GIVEN REQUEST: Print out every record exactly as it appears.

GIVEN ENTRIES:
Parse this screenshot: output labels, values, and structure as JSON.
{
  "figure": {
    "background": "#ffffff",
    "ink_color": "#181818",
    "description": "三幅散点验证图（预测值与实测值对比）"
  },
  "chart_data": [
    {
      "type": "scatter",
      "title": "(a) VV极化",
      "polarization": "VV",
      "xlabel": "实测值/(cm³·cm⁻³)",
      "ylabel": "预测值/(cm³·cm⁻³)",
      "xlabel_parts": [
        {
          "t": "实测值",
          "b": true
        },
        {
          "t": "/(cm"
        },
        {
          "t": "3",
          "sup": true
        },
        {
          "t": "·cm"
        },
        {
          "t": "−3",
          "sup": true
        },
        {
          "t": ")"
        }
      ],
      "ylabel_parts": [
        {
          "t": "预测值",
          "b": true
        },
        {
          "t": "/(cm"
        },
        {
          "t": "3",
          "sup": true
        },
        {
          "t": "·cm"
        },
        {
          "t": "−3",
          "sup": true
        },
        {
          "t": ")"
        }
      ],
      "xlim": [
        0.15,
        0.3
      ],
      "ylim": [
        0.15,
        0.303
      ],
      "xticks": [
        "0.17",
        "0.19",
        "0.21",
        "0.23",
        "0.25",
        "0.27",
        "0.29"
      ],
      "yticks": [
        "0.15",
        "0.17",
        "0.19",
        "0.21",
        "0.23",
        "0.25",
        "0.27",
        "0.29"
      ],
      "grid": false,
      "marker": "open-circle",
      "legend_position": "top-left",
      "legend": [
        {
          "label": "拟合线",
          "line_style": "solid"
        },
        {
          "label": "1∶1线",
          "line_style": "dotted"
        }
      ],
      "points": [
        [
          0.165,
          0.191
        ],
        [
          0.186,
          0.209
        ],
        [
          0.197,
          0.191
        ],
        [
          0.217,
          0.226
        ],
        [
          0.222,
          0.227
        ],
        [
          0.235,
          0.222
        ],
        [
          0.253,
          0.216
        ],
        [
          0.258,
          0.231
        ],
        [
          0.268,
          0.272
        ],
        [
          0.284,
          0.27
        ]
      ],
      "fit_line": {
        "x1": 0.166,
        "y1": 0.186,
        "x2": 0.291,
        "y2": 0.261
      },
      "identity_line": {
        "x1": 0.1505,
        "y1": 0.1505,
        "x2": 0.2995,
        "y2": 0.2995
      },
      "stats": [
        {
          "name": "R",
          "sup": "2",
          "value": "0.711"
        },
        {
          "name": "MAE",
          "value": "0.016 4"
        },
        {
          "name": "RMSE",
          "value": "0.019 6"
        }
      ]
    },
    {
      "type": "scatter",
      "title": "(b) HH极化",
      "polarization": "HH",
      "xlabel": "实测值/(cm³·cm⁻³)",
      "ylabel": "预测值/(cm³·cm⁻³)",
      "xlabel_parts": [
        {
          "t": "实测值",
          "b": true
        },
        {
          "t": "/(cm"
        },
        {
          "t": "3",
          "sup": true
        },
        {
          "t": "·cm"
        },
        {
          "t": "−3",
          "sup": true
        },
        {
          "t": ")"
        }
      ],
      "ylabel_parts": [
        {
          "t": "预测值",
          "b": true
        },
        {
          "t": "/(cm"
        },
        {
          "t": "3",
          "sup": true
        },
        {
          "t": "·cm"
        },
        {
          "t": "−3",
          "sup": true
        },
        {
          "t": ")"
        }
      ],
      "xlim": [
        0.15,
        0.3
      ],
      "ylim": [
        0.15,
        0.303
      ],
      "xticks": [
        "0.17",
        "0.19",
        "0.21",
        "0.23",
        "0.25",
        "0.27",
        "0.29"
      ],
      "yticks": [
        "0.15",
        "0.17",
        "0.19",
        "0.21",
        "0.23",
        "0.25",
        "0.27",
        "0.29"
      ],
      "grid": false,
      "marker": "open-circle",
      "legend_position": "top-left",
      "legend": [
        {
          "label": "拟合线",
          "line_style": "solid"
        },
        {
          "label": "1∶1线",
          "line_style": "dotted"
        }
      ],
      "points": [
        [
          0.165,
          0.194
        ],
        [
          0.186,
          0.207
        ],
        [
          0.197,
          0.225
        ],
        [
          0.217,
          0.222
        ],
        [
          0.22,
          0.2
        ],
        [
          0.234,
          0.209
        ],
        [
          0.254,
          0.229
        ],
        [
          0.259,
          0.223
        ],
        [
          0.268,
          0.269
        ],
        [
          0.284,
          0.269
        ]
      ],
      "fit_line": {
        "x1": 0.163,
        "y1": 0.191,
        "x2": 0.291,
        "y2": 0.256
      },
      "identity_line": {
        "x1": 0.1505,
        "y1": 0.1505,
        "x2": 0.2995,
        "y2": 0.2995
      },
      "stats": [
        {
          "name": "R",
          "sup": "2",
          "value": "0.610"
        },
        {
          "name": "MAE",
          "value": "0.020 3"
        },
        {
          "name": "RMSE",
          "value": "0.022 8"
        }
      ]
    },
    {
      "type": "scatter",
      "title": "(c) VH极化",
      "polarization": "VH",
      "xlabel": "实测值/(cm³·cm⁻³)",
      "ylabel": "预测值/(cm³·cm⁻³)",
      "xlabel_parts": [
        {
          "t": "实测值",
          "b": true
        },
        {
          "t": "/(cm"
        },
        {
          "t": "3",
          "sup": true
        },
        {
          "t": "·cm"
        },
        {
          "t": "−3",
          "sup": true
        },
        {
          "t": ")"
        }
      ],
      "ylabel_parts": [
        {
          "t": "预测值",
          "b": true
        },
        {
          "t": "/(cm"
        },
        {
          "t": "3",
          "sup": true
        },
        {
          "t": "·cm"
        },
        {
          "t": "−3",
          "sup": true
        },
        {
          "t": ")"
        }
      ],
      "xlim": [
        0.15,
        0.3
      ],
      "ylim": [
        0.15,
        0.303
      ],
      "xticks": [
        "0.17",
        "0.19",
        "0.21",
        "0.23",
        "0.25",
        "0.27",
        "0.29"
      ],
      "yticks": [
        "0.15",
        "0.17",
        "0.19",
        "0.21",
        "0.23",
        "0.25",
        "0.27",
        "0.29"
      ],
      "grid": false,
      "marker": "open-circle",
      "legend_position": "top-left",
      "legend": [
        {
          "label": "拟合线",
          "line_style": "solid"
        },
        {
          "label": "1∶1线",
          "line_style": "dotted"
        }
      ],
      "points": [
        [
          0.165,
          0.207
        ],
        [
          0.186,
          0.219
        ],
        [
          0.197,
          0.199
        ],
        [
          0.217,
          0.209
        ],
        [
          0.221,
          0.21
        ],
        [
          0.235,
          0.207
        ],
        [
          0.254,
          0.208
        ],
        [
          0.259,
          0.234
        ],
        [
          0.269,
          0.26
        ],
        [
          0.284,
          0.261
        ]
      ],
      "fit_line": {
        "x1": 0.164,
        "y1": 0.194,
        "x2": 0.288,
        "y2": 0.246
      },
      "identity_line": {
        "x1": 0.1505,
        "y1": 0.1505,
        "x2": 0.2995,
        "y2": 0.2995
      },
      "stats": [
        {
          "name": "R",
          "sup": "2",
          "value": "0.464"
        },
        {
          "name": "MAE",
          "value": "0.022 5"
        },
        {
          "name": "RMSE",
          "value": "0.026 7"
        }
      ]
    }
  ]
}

FULL RESPONSE:
Parse this screenshot: output labels, values, and structure as JSON.
{
  "figure": {
    "background": "#ffffff",
    "ink_color": "#181818",
    "description": "三幅散点验证图（预测值与实测值对比）"
  },
  "chart_data": [
    {
      "type": "scatter",
      "title": "(a) VV极化",
      "polarization": "VV",
      "xlabel": "实测值/(cm³·cm⁻³)",
      "ylabel": "预测值/(cm³·cm⁻³)",
      "xlabel_parts": [
        {
          "t": "实测值",
          "b": true
        },
        {
          "t": "/(cm"
        },
        {
          "t": "3",
          "sup": true
        },
        {
          "t": "·cm"
        },
        {
          "t": "−3",
          "sup": true
        },
        {
          "t": ")"
        }
      ],
      "ylabel_parts": [
        {
          "t": "预测值",
          "b": true
        },
        {
          "t": "/(cm"
        },
        {
          "t": "3",
          "sup": true
        },
        {
          "t": "·cm"
        },
        {
          "t": "−3",
          "sup": true
        },
        {
          "t": ")"
        }
      ],
      "xlim": [
        0.15,
        0.3
      ],
      "ylim": [
        0.15,
        0.303
      ],
      "xticks": [
        "0.17",
        "0.19",
        "0.21",
        "0.23",
        "0.25",
        "0.27",
        "0.29"
      ],
      "yticks": [
        "0.15",
        "0.17",
        "0.19",
        "0.21",
        "0.23",
        "0.25",
        "0.27",
        "0.29"
      ],
      "grid": false,
      "marker": "open-circle",
      "legend_position": "top-left",
      "legend": [
        {
          "label": "拟合线",
          "line_style": "solid"
        },
        {
          "label": "1∶1线",
          "line_style": "dotted"
        }
      ],
      "points": [
        [
          0.165,
          0.191
        ],
        [
          0.186,
          0.209
        ],
        [
          0.197,
          0.191
        ],
        [
          0.217,
          0.226
        ],
        [
          0.222,
          0.227
        ],
        [
          0.235,
          0.222
        ],
        [
          0.253,
          0.216
        ],
        [
          0.258,
          0.231
        ],
        [
          0.268,
          0.272
        ],
        [
          0.284,
          0.27
        ]
      ],
      "fit_line": {
        "x1": 0.166,
        "y1": 0.186,
        "x2": 0.291,
        "y2": 0.261
      },
      "identity_line": {
        "x1": 0.1505,
        "y1": 0.1505,
        "x2": 0.2995,
        "y2": 0.2995
      },
      "stats": [
        {
          "name": "R",
          "sup": "2",
          "value": "0.711"
        },
        {
          "name": "MAE",
          "value": "0.016 4"
        },
        {
          "name": "RMSE",
          "value": "0.019 6"
        }
      ]
    },
    {
      "type": "scatter",
      "title": "(b) HH极化",
      "polarization": "HH",
      "xlabel": "实测值/(cm³·cm⁻³)",
      "ylabel": "预测值/(cm³·cm⁻³)",
      "xlabel_parts": [
        {
          "t": "实测值",
          "b": true
        },
        {
          "t": "/(cm"
        },
        {
          "t": "3",
          "sup": true
        },
        {
          "t": "·cm"
        },
        {
          "t": "−3",
          "sup": true
        },
        {
          "t": ")"
        }
      ],
      "ylabel_parts": [
        {
          "t": "预测值",
          "b": true
        },
        {
          "t": "/(cm"
        },
        {
          "t": "3",
          "sup": true
        },
        {
          "t": "·cm"
        },
        {
          "t": "−3",
          "sup": true
        },
        {
          "t": ")"
        }
      ],
      "xlim": [
        0.15,
        0.3
      ],
      "ylim": [
        0.15,
        0.303
      ],
      "xticks": [
        "0.17",
        "0.19",
        "0.21",
        "0.23",
        "0.25",
        "0.27",
        "0.29"
      ],
      "yticks": [
        "0.15",
        "0.17",
        "0.19",
        "0.21",
        "0.23",
        "0.25",
        "0.27",
        "0.29"
      ],
      "grid": false,
      "marker": "open-circle",
      "legend_position": "top-left",
      "legend": [
        {
          "label": "拟合线",
          "line_style": "solid"
        },
        {
          "label": "1∶1线",
          "line_style": "dotted"
        }
      ],
      "points": [
        [
          0.165,
          0.194
        ],
        [
          0.186,
          0.207
        ],
        [
          0.197,
          0.225
        ],
        [
          0.217,
          0.222
        ],
        [
          0.22,
          0.2
        ],
        [
          0.234,
          0.209
        ],
        [
          0.254,
          0.229
        ],
        [
          0.259,
          0.223
        ],
        [
          0.268,
          0.269
        ],
        [
          0.284,
          0.269
        ]
      ],
      "fit_line": {
        "x1": 0.163,
        "y1": 0.191,
        "x2": 0.291,
        "y2": 0.256
      },
      "identity_line": {
        "x1": 0.1505,
        "y1": 0.1505,
        "x2": 0.2995,
        "y2": 0.2995
      },
      "stats": [
        {
          "name": "R",
          "sup": "2",
          "value": "0.610"
        },
        {
          "name": "MAE",
          "value": "0.020 3"
        },
        {
          "name": "RMSE",
          "value": "0.022 8"
        }
      ]
    },
    {
      "type": "scatter",
      "title": "(c) VH极化",
      "polarization": "VH",
      "xlabel": "实测值/(cm³·cm⁻³)",
      "ylabel": "预测值/(cm³·cm⁻³)",
      "xlabel_parts": [
        {
          "t": "实测值",
          "b": true
        },
        {
          "t": "/(cm"
        },
        {
          "t": "3",
          "sup": true
        },
        {
          "t": "·cm"
        },
        {
          "t": "−3",
          "sup": true
        },
        {
          "t": ")"
        }
      ],
      "ylabel_parts": [
        {
          "t": "预测值",
          "b": true
        },
        {
          "t": "/(cm"
        },
        {
          "t": "3",
          "sup": true
        },
        {
          "t": "·cm"
        },
        {
          "t": "−3",
          "sup": true
        },
        {
          "t": ")"
        }
      ],
      "xlim": [
        0.15,
        0.3
      ],
      "ylim": [
        0.15,
        0.303
      ],
      "xticks": [
        "0.17",
        "0.19",
        "0.21",
        "0.23",
        "0.25",
        "0.27",
        "0.29"
      ],
      "yticks": [
        "0.15",
        "0.17",
        "0.19",
        "0.21",
        "0.23",
        "0.25",
        "0.27",
        "0.29"
      ],
      "grid": false,
      "marker": "open-circle",
      "legend_position": "top-left",
      "legend": [
        {
          "label": "拟合线",
          "line_style": "solid"
        },
        {
          "label": "1∶1线",
          "line_style": "dotted"
        }
      ],
      "points": [
        [
          0.165,
          0.207
        ],
        [
          0.186,
          0.219
        ],
        [
          0.197,
          0.199
        ],
        [
          0.217,
          0.209
        ],
        [
          0.221,
          0.21
        ],
        [
          0.235,
          0.207
        ],
        [
          0.254,
          0.208
        ],
        [
          0.259,
          0.234
        ],
        [
          0.269,
          0.26
        ],
        [
          0.284,
          0.261
        ]
      ],
      "fit_line": {
        "x1": 0.164,
        "y1": 0.194,
        "x2": 0.288,
        "y2": 0.246
      },
      "identity_line": {
        "x1": 0.1505,
        "y1": 0.1505,
        "x2": 0.2995,
        "y2": 0.2995
      },
      "stats": [
        {
          "name": "R",
          "sup": "2",
          "value": "0.464"
        },
        {
          "name": "MAE",
          "value": "0.022 5"
        },
        {
          "name": "RMSE",
          "value": "0.026 7"
        }
      ]
    }
  ]
}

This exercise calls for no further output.